Dataset excerpts
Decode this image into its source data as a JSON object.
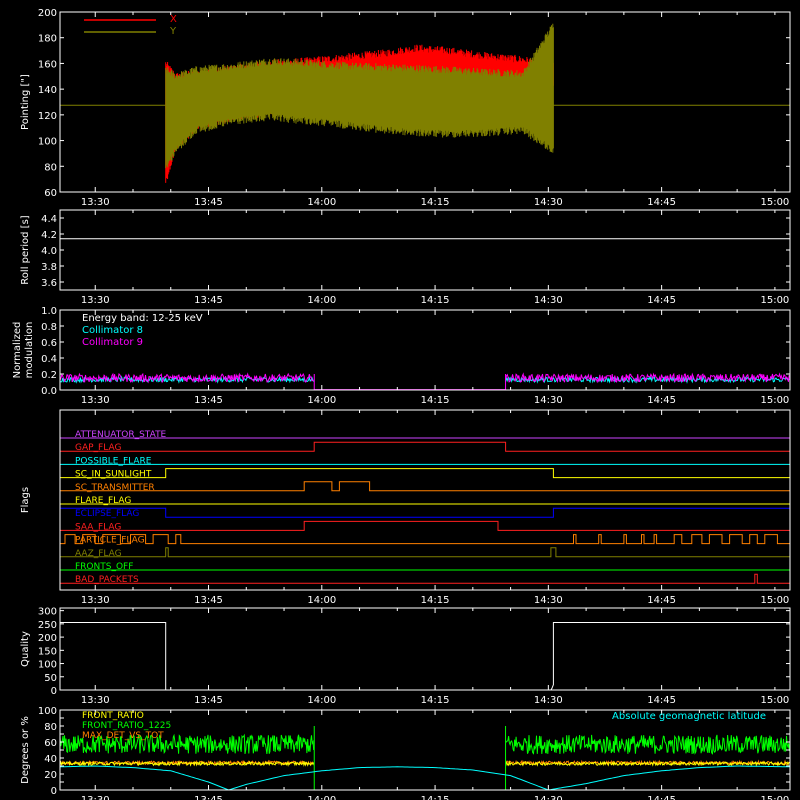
{
  "colors": {
    "background": "#000000",
    "axis": "#ffffff",
    "x_pointing": "#ff0000",
    "y_pointing": "#808000",
    "collimator_8": "#00ffff",
    "collimator_9": "#ff00ff",
    "front_ratio": "#ffff00",
    "front_ratio_1225": "#00ff00",
    "max_det_vs_tot": "#ff8000",
    "geomag_latitude": "#00ffff"
  },
  "time_axis": {
    "range_min": [
      1276,
      1566
    ],
    "tick_minutes": [
      1290,
      1305,
      1320,
      1335,
      1350,
      1365,
      1380,
      1395,
      1410,
      1425,
      1440,
      1455,
      1470,
      1485,
      1500,
      1515,
      1530,
      1545,
      1560
    ],
    "major_minutes": [
      1290,
      1335,
      1380,
      1425,
      1470,
      1515
    ],
    "major_labels": [
      "13:30",
      "13:45",
      "14:00",
      "14:15",
      "14:30",
      "14:45",
      "15:00"
    ]
  },
  "chart_data": [
    {
      "type": "line",
      "panel": "pointing",
      "ylabel": "Pointing [\"]",
      "ylim": [
        60,
        200
      ],
      "yticks": [
        60,
        80,
        100,
        120,
        140,
        160,
        180,
        200
      ],
      "grid": false,
      "legend": [
        "X",
        "Y"
      ],
      "legend_position": "top-left",
      "series": [
        {
          "name": "X",
          "color": "#ff0000",
          "envelope": {
            "t": [
              1318,
              1322,
              1330,
              1345,
              1360,
              1375,
              1390,
              1405,
              1418,
              1430,
              1445,
              1460,
              1472
            ],
            "max": [
              160,
              150,
              152,
              156,
              160,
              162,
              165,
              168,
              172,
              170,
              166,
              163,
              158
            ],
            "min": [
              68,
              95,
              110,
              118,
              122,
              124,
              126,
              130,
              135,
              138,
              140,
              143,
              145
            ]
          }
        },
        {
          "name": "Y",
          "color": "#808000",
          "baseline_before": 127.5,
          "baseline_after": 127.5,
          "envelope": {
            "t": [
              1318,
              1322,
              1330,
              1345,
              1360,
              1375,
              1390,
              1405,
              1418,
              1430,
              1445,
              1460,
              1472
            ],
            "max": [
              155,
              150,
              155,
              158,
              162,
              160,
              158,
              157,
              156,
              155,
              153,
              152,
              190
            ],
            "min": [
              80,
              92,
              108,
              115,
              118,
              115,
              112,
              108,
              106,
              105,
              106,
              108,
              92
            ]
          }
        }
      ]
    },
    {
      "type": "line",
      "panel": "roll_period",
      "ylabel": "Roll period [s]",
      "ylim": [
        3.5,
        4.5
      ],
      "yticks": [
        3.6,
        3.8,
        4.0,
        4.2,
        4.4
      ],
      "ytick_labels": [
        "3.6",
        "3.8",
        "4.0",
        "4.2",
        "4.4"
      ],
      "series": [
        {
          "name": "",
          "color": "#ffffff",
          "x": [
            1276,
            1566
          ],
          "y": [
            4.14,
            4.14
          ]
        }
      ]
    },
    {
      "type": "line",
      "panel": "modulation",
      "ylabel": [
        "Normalized",
        "modulation"
      ],
      "ylim": [
        0,
        1.0
      ],
      "yticks": [
        0.0,
        0.2,
        0.4,
        0.6,
        0.8,
        1.0
      ],
      "ytick_labels": [
        "0.0",
        "0.2",
        "0.4",
        "0.6",
        "0.8",
        "1.0"
      ],
      "annotation": "Energy band: 12-25 keV",
      "legend": [
        "Collimator 8",
        "Collimator 9"
      ],
      "legend_position": "top-left",
      "series": [
        {
          "name": "Collimator 8",
          "color": "#00ffff",
          "segments": [
            [
              1276,
              1377
            ],
            [
              1453,
              1566
            ]
          ],
          "level": 0.13,
          "noise": 0.03
        },
        {
          "name": "Collimator 9",
          "color": "#ff00ff",
          "segments": [
            [
              1276,
              1377
            ],
            [
              1453,
              1566
            ]
          ],
          "level": 0.15,
          "noise": 0.05
        }
      ]
    },
    {
      "type": "line",
      "panel": "flags",
      "ylabel": "Flags",
      "flags": [
        {
          "name": "ATTENUATOR_STATE",
          "color": "#cc44ff",
          "high": []
        },
        {
          "name": "GAP_FLAG",
          "color": "#ff2020",
          "high": [
            [
              1377,
              1453
            ]
          ]
        },
        {
          "name": "POSSIBLE_FLARE",
          "color": "#00ffff",
          "high": []
        },
        {
          "name": "SC_IN_SUNLIGHT",
          "color": "#ffff00",
          "high": [
            [
              1318,
              1472
            ]
          ]
        },
        {
          "name": "SC_TRANSMITTER",
          "color": "#ff8000",
          "high": [
            [
              1373,
              1384
            ],
            [
              1387,
              1399
            ]
          ]
        },
        {
          "name": "FLARE_FLAG",
          "color": "#ffff00",
          "high": []
        },
        {
          "name": "ECLIPSE_FLAG",
          "color": "#0000ff",
          "high": [
            [
              1276,
              1318
            ],
            [
              1472,
              1566
            ]
          ]
        },
        {
          "name": "SAA_FLAG",
          "color": "#ff2020",
          "high": [
            [
              1373,
              1450
            ]
          ]
        },
        {
          "name": "PARTICLE_FLAG",
          "color": "#ff8000",
          "high": [
            [
              1278,
              1282
            ],
            [
              1285,
              1290
            ],
            [
              1293,
              1300
            ],
            [
              1304,
              1310
            ],
            [
              1313,
              1319
            ],
            [
              1322,
              1324
            ],
            [
              1480,
              1481
            ],
            [
              1490,
              1491
            ],
            [
              1500,
              1501
            ],
            [
              1507,
              1508
            ],
            [
              1512,
              1513
            ],
            [
              1520,
              1523
            ],
            [
              1527,
              1531
            ],
            [
              1534,
              1539
            ],
            [
              1542,
              1547
            ],
            [
              1550,
              1553
            ],
            [
              1556,
              1561
            ]
          ]
        },
        {
          "name": "AAZ_FLAG",
          "color": "#808000",
          "high": [
            [
              1318,
              1319
            ],
            [
              1471,
              1473
            ]
          ]
        },
        {
          "name": "FRONTS_OFF",
          "color": "#00ff00",
          "high": []
        },
        {
          "name": "BAD_PACKETS",
          "color": "#ff2020",
          "high": [
            [
              1552,
              1553
            ]
          ]
        }
      ]
    },
    {
      "type": "line",
      "panel": "quality",
      "ylabel": "Quality",
      "ylim": [
        0,
        310
      ],
      "yticks": [
        0,
        50,
        100,
        150,
        200,
        250,
        300
      ],
      "series": [
        {
          "name": "",
          "color": "#ffffff",
          "x": [
            1276,
            1318,
            1318,
            1471,
            1471.4,
            1472,
            1472,
            1566
          ],
          "y": [
            255,
            255,
            0,
            0,
            6,
            20,
            255,
            255
          ]
        }
      ]
    },
    {
      "type": "line",
      "panel": "ratios",
      "ylabel": "Degrees or %",
      "ylim": [
        0,
        100
      ],
      "yticks": [
        0,
        10,
        20,
        30,
        40,
        50,
        60,
        70,
        80,
        90,
        100
      ],
      "ytick_labels": [
        "0",
        "",
        "20",
        "",
        "40",
        "",
        "60",
        "",
        "80",
        "",
        "100"
      ],
      "legend": [
        "FRONT_RATIO",
        "FRONT_RATIO_1225",
        "MAX_DET_VS_TOT"
      ],
      "legend_position": "top-left",
      "annotation": "Absolute geomagnetic latitude",
      "series": [
        {
          "name": "FRONT_RATIO",
          "color": "#ffff00",
          "segments": [
            [
              1276,
              1377
            ],
            [
              1453,
              1566
            ]
          ],
          "level": 33,
          "noise": 2
        },
        {
          "name": "FRONT_RATIO_1225",
          "color": "#00ff00",
          "segments": [
            [
              1276,
              1377
            ],
            [
              1453,
              1566
            ]
          ],
          "level": 57,
          "noise": 12
        },
        {
          "name": "MAX_DET_VS_TOT",
          "color": "#ff8000",
          "segments": [
            [
              1276,
              1377
            ],
            [
              1453,
              1566
            ]
          ],
          "level": 34,
          "noise": 2
        },
        {
          "name": "Absolute geomagnetic latitude",
          "color": "#00ffff",
          "x": [
            1276,
            1290,
            1305,
            1320,
            1335,
            1343,
            1350,
            1365,
            1380,
            1395,
            1410,
            1425,
            1440,
            1455,
            1465,
            1470,
            1485,
            1500,
            1515,
            1530,
            1545,
            1566
          ],
          "y": [
            29,
            30,
            28,
            24,
            10,
            0,
            7,
            18,
            24,
            28,
            29,
            28,
            25,
            18,
            6,
            0,
            8,
            18,
            24,
            28,
            30,
            29
          ]
        }
      ]
    }
  ]
}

WHAT TO DO: Lines containing the word "noise" are to be counted in the listing; state their number alone.

REPLY: 5